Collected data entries

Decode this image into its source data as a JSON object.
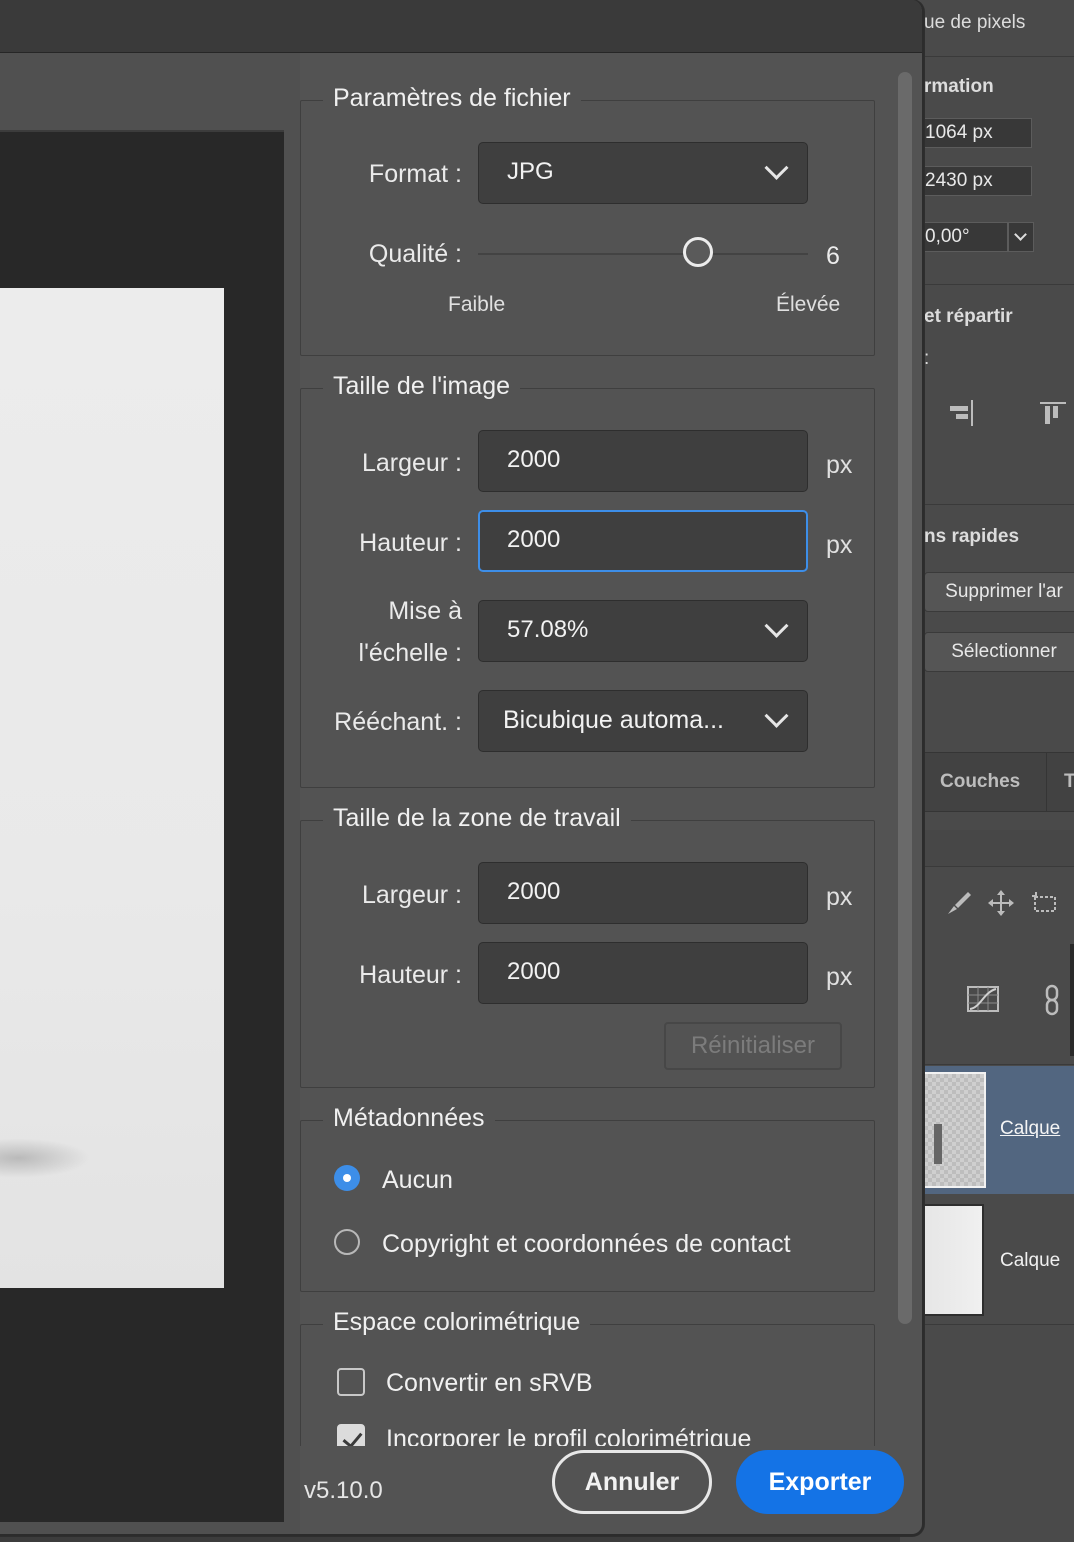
{
  "background_panel": {
    "header": "ue de pixels",
    "section_transform": "rmation",
    "width_value": "1064 px",
    "height_value": "2430 px",
    "angle_value": "0,00°",
    "section_align": "et répartir",
    "align_sub": ":",
    "section_quick": "ns rapides",
    "btn_remove": "Supprimer l'ar",
    "btn_select": "Sélectionner",
    "tab_couches": "Couches",
    "tab_t": "T",
    "layer1_name": "Calque",
    "layer2_name": "Calque"
  },
  "dialog": {
    "file_settings": {
      "legend": "Paramètres de fichier",
      "format_label": "Format :",
      "format_value": "JPG",
      "quality_label": "Qualité :",
      "quality_value": "6",
      "quality_level": 0.667,
      "quality_low": "Faible",
      "quality_high": "Élevée"
    },
    "image_size": {
      "legend": "Taille de l'image",
      "width_label": "Largeur :",
      "width_value": "2000",
      "height_label": "Hauteur :",
      "height_value": "2000",
      "unit": "px",
      "scale_label_1": "Mise à",
      "scale_label_2": "l'échelle :",
      "scale_value": "57.08%",
      "resample_label": "Rééchant. :",
      "resample_value": "Bicubique automa..."
    },
    "canvas_size": {
      "legend": "Taille de la zone de travail",
      "width_label": "Largeur :",
      "width_value": "2000",
      "height_label": "Hauteur :",
      "height_value": "2000",
      "unit": "px",
      "reset_label": "Réinitialiser"
    },
    "metadata": {
      "legend": "Métadonnées",
      "option_none": "Aucun",
      "option_copyright": "Copyright et coordonnées de contact",
      "selected": "Aucun"
    },
    "color_space": {
      "legend": "Espace colorimétrique",
      "convert_srgb": "Convertir en sRVB",
      "convert_checked": false,
      "embed_profile": "Incorporer le profil colorimétrique",
      "embed_checked": true
    },
    "footer": {
      "version": "v5.10.0",
      "cancel_label": "Annuler",
      "export_label": "Exporter"
    },
    "colors": {
      "accent": "#1473e6",
      "focus": "#3d8ee8",
      "dialog_bg": "#535353"
    }
  }
}
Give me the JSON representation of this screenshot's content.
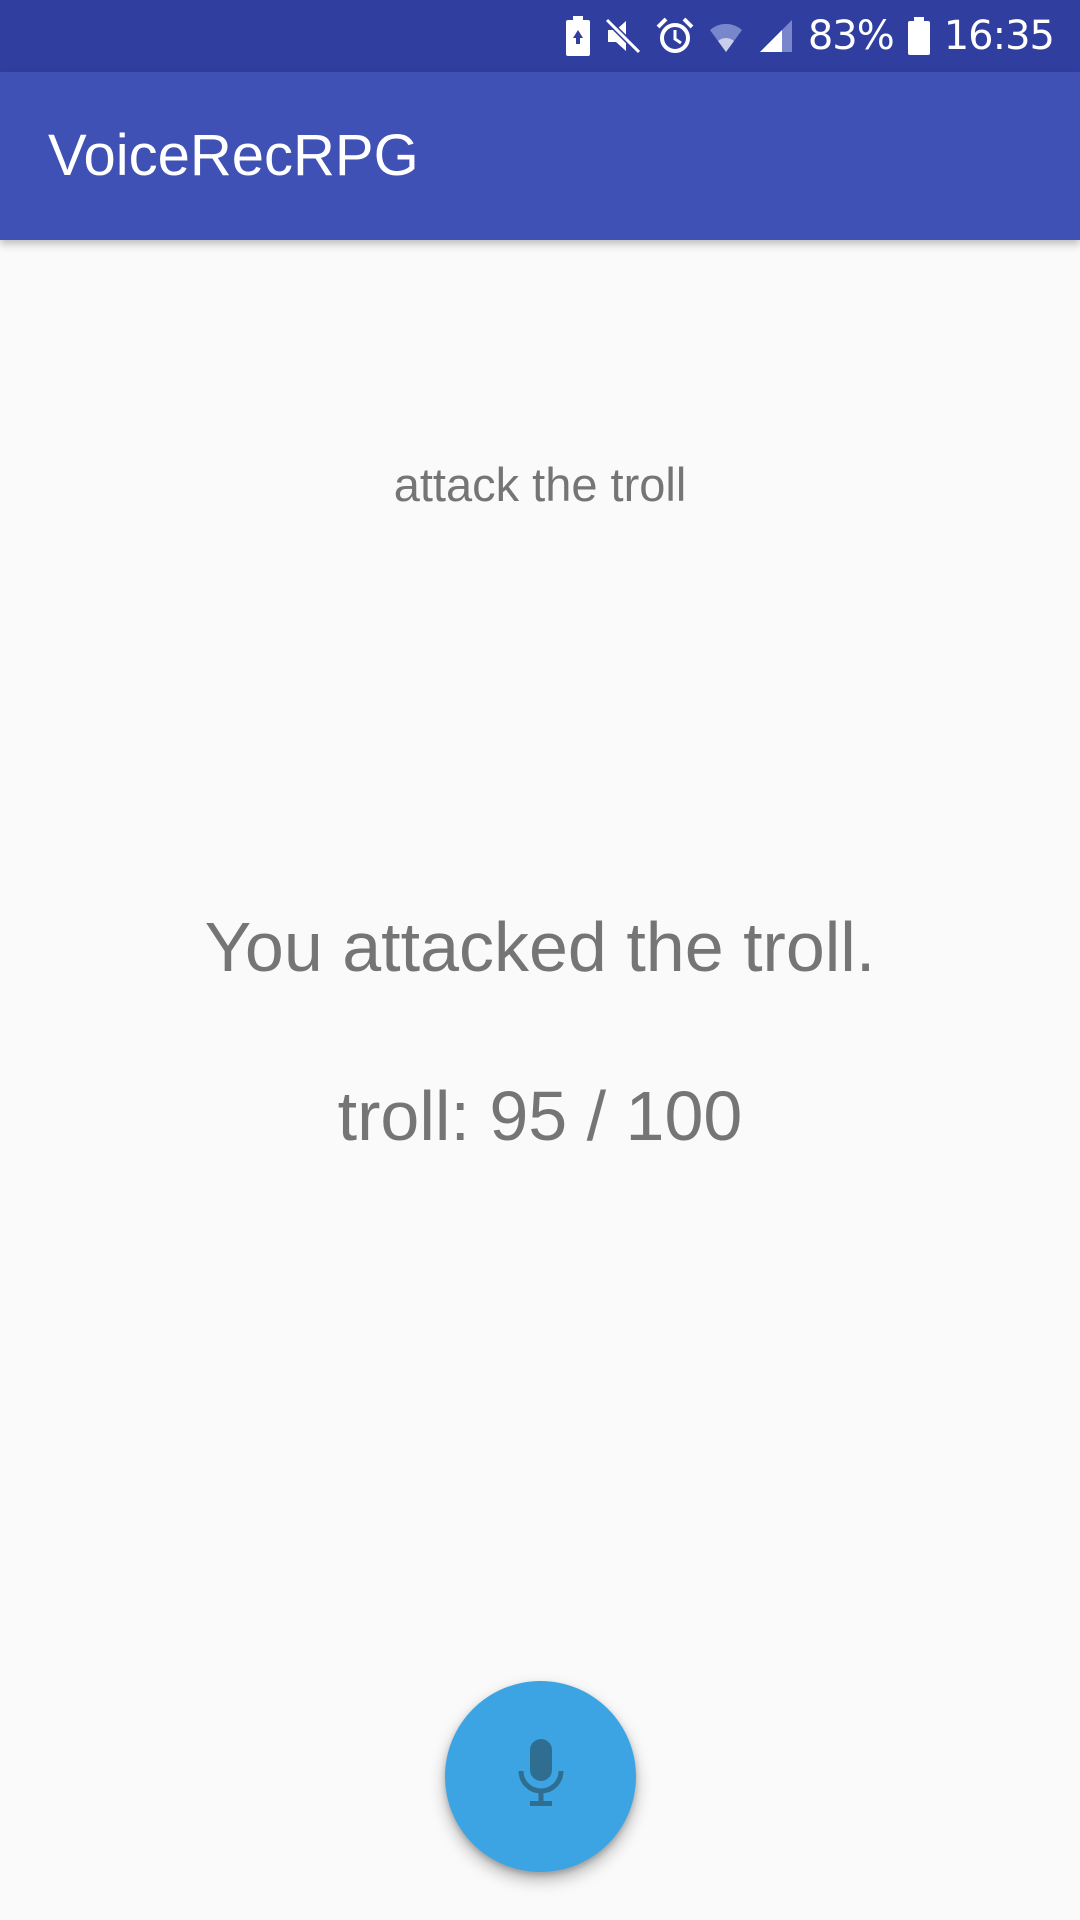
{
  "status_bar": {
    "battery_percent": "83%",
    "time": "16:35",
    "icons": [
      "battery-saver-icon",
      "mute-icon",
      "alarm-icon",
      "wifi-icon",
      "signal-icon",
      "battery-icon"
    ]
  },
  "app_bar": {
    "title": "VoiceRecRPG"
  },
  "main": {
    "command": "attack the troll",
    "result": "You attacked the troll.",
    "enemy_status": "troll: 95 / 100"
  },
  "fab": {
    "icon": "microphone-icon"
  },
  "colors": {
    "status_bar": "#303F9F",
    "app_bar": "#3F51B5",
    "background": "#FAFAFA",
    "text": "#757575",
    "fab": "#3DA4E3",
    "fab_icon": "#2F6E90"
  }
}
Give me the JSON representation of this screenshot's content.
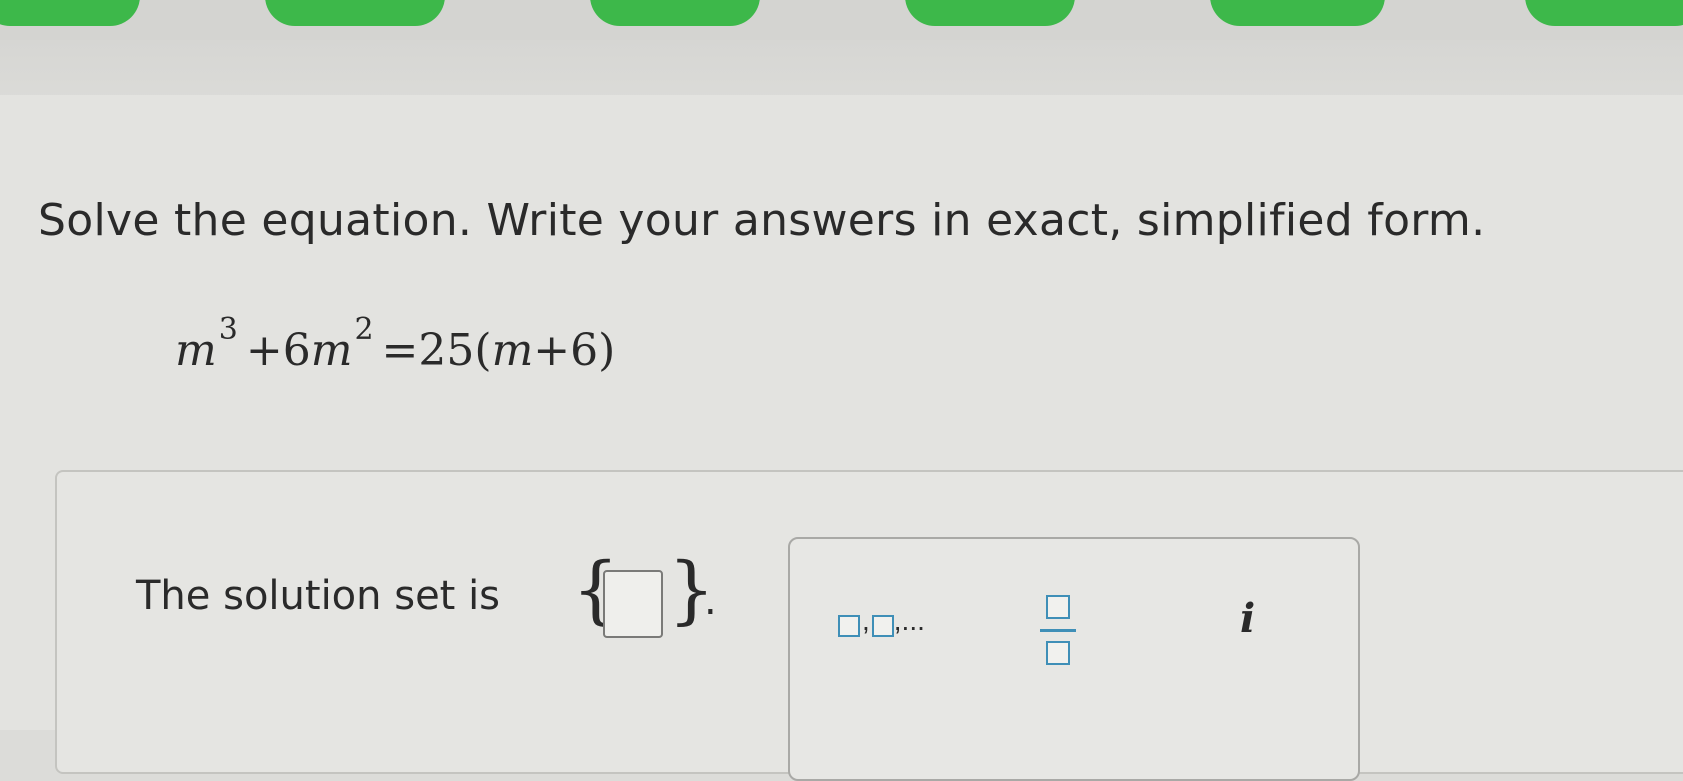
{
  "instructions": "Solve the equation. Write your answers in exact, simplified form.",
  "equation": {
    "var1": "m",
    "exp1": "3",
    "mid": "+6",
    "var2": "m",
    "exp2": "2",
    "rhs_start": "=25(",
    "var3": "m",
    "rhs_end": "+6)"
  },
  "answer": {
    "label": "The solution set is",
    "open_brace": "{",
    "close_brace": "}",
    "period": ".",
    "value": ""
  },
  "palette": {
    "list_comma": ",",
    "list_ellipsis": ",...",
    "imaginary": "i"
  },
  "colors": {
    "tab_green": "#3db84a",
    "palette_accent": "#3f8fb7"
  }
}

WORK INSTRUCTIONS —
In the copy, include no pictures; restate the listing above exactly.

FINISHED ANSWER —
Decode this image into its source data as a JSON object.
{
  "background_panel": {
    "header": "ue de pixels",
    "section_transform": "rmation",
    "width_value": "1064 px",
    "height_value": "2430 px",
    "angle_value": "0,00°",
    "section_align": "et répartir",
    "align_sub": ":",
    "section_quick": "ns rapides",
    "btn_remove": "Supprimer l'ar",
    "btn_select": "Sélectionner",
    "tab_couches": "Couches",
    "tab_t": "T",
    "layer1_name": "Calque",
    "layer2_name": "Calque"
  },
  "dialog": {
    "file_settings": {
      "legend": "Paramètres de fichier",
      "format_label": "Format :",
      "format_value": "JPG",
      "quality_label": "Qualité :",
      "quality_value": "6",
      "quality_level": 0.667,
      "quality_low": "Faible",
      "quality_high": "Élevée"
    },
    "image_size": {
      "legend": "Taille de l'image",
      "width_label": "Largeur :",
      "width_value": "2000",
      "height_label": "Hauteur :",
      "height_value": "2000",
      "unit": "px",
      "scale_label_1": "Mise à",
      "scale_label_2": "l'échelle :",
      "scale_value": "57.08%",
      "resample_label": "Rééchant. :",
      "resample_value": "Bicubique automa..."
    },
    "canvas_size": {
      "legend": "Taille de la zone de travail",
      "width_label": "Largeur :",
      "width_value": "2000",
      "height_label": "Hauteur :",
      "height_value": "2000",
      "unit": "px",
      "reset_label": "Réinitialiser"
    },
    "metadata": {
      "legend": "Métadonnées",
      "option_none": "Aucun",
      "option_copyright": "Copyright et coordonnées de contact",
      "selected": "Aucun"
    },
    "color_space": {
      "legend": "Espace colorimétrique",
      "convert_srgb": "Convertir en sRVB",
      "convert_checked": false,
      "embed_profile": "Incorporer le profil colorimétrique",
      "embed_checked": true
    },
    "footer": {
      "version": "v5.10.0",
      "cancel_label": "Annuler",
      "export_label": "Exporter"
    },
    "colors": {
      "accent": "#1473e6",
      "focus": "#3d8ee8",
      "dialog_bg": "#535353"
    }
  }
}
Give me the JSON representation of this screenshot's content.
{
  "status_bar": {
    "battery_percent": "83%",
    "time": "16:35",
    "icons": [
      "battery-saver-icon",
      "mute-icon",
      "alarm-icon",
      "wifi-icon",
      "signal-icon",
      "battery-icon"
    ]
  },
  "app_bar": {
    "title": "VoiceRecRPG"
  },
  "main": {
    "command": "attack the troll",
    "result": "You attacked the troll.",
    "enemy_status": "troll: 95 / 100"
  },
  "fab": {
    "icon": "microphone-icon"
  },
  "colors": {
    "status_bar": "#303F9F",
    "app_bar": "#3F51B5",
    "background": "#FAFAFA",
    "text": "#757575",
    "fab": "#3DA4E3",
    "fab_icon": "#2F6E90"
  }
}
Give me the JSON representation of this screenshot's content.
{
  "instructions": "Solve the equation. Write your answers in exact, simplified form.",
  "equation": {
    "var1": "m",
    "exp1": "3",
    "mid": "+6",
    "var2": "m",
    "exp2": "2",
    "rhs_start": "=25(",
    "var3": "m",
    "rhs_end": "+6)"
  },
  "answer": {
    "label": "The solution set is",
    "open_brace": "{",
    "close_brace": "}",
    "period": ".",
    "value": ""
  },
  "palette": {
    "list_comma": ",",
    "list_ellipsis": ",...",
    "imaginary": "i"
  },
  "colors": {
    "tab_green": "#3db84a",
    "palette_accent": "#3f8fb7"
  }
}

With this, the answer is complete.